- _Problem statement_: Every line containing the word "Chúa" needs to be found and copied.

- _Information given_:

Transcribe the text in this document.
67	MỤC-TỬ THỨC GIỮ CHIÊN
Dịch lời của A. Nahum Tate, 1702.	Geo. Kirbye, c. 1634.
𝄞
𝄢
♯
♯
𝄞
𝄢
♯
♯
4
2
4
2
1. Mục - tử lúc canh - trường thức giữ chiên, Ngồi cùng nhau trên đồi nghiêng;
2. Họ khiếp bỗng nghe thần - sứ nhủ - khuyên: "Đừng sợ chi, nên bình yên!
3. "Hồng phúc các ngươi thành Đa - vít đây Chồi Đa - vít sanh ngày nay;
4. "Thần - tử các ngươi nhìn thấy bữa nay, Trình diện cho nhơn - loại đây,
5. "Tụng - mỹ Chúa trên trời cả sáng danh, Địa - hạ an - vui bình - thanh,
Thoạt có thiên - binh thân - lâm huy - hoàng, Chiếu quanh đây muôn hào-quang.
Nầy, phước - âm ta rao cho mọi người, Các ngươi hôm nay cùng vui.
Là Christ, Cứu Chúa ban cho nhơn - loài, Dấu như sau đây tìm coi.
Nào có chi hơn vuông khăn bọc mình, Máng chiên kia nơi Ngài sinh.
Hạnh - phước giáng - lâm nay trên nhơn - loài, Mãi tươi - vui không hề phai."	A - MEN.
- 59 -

- _Result of this task_:
5. "Tụng - mỹ Chúa trên trời cả sáng danh, Địa - hạ an - vui bình - thanh,
Là Christ, Cứu Chúa ban cho nhơn - loài, Dấu như sau đây tìm coi.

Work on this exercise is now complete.